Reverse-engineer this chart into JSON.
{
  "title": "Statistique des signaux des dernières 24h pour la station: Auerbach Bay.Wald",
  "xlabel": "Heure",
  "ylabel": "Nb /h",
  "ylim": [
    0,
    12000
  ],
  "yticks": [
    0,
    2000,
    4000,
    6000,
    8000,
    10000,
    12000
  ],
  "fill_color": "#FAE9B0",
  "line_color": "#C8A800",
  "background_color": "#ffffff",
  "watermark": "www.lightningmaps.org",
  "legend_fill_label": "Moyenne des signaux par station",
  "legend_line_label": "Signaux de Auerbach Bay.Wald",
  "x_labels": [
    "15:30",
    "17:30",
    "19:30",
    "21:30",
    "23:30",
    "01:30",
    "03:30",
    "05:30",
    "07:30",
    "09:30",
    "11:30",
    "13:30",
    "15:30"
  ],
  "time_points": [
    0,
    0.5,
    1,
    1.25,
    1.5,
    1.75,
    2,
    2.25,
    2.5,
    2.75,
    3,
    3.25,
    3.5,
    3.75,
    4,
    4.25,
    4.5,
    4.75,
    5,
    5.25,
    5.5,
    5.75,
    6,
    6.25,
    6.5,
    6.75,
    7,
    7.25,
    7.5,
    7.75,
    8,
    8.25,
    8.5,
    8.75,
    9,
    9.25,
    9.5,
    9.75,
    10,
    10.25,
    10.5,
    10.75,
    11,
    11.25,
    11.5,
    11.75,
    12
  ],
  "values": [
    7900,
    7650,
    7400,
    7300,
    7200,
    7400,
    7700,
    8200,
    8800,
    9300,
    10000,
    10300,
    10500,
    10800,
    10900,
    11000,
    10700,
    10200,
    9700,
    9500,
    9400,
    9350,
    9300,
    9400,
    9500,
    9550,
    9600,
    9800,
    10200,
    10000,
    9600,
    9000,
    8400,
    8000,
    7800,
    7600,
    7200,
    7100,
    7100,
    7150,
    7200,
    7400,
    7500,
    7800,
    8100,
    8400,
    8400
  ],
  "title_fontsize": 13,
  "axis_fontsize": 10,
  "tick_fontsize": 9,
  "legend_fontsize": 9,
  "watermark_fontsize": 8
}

========================================================================

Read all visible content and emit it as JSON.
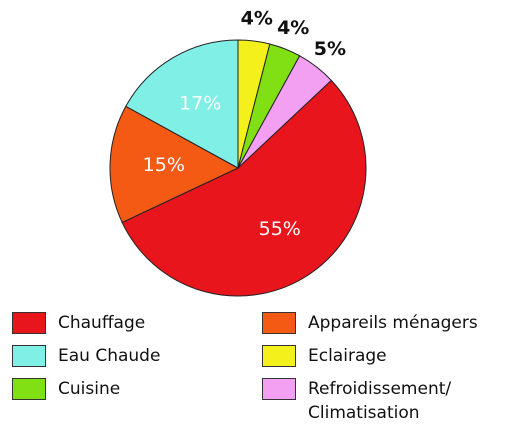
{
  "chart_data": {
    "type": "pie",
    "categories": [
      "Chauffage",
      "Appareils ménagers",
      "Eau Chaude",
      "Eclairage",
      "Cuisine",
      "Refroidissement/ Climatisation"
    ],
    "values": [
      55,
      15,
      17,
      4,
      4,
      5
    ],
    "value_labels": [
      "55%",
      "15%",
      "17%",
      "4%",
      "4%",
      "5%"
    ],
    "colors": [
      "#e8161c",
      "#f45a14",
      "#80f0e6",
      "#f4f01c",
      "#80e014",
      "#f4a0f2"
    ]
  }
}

========================================================================

Of the lines above, how many hold the string "Wald"? Answer with only the number.

2